(Directions) Copy every line from the data below in which the string "порошок" can be found.
##### Exercise materials
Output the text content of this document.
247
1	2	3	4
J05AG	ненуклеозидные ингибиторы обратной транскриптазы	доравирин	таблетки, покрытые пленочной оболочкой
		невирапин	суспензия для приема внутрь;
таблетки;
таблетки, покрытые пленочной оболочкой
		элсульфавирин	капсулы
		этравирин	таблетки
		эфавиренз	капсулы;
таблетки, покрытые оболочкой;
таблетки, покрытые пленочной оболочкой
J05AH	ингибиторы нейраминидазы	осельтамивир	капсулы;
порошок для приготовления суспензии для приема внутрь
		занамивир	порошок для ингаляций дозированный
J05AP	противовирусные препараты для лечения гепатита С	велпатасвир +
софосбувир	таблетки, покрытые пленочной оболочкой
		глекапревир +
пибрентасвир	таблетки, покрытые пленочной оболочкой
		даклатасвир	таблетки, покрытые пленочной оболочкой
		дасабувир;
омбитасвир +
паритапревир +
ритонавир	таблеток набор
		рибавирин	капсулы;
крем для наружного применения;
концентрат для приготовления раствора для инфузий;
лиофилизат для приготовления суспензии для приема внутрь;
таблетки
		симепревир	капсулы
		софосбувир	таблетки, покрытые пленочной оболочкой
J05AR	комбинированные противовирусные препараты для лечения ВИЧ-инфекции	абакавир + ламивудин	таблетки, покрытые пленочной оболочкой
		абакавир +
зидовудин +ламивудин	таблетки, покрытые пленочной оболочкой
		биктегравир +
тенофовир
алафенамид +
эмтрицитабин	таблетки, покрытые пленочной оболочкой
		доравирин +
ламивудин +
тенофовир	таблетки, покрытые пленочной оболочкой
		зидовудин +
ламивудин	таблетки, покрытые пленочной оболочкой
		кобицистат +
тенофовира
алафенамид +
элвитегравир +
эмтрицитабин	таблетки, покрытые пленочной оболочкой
##########
(Solution)
порошок для приготовления суспензии для приема внутрь
		занамивир	порошок для ингаляций дозированный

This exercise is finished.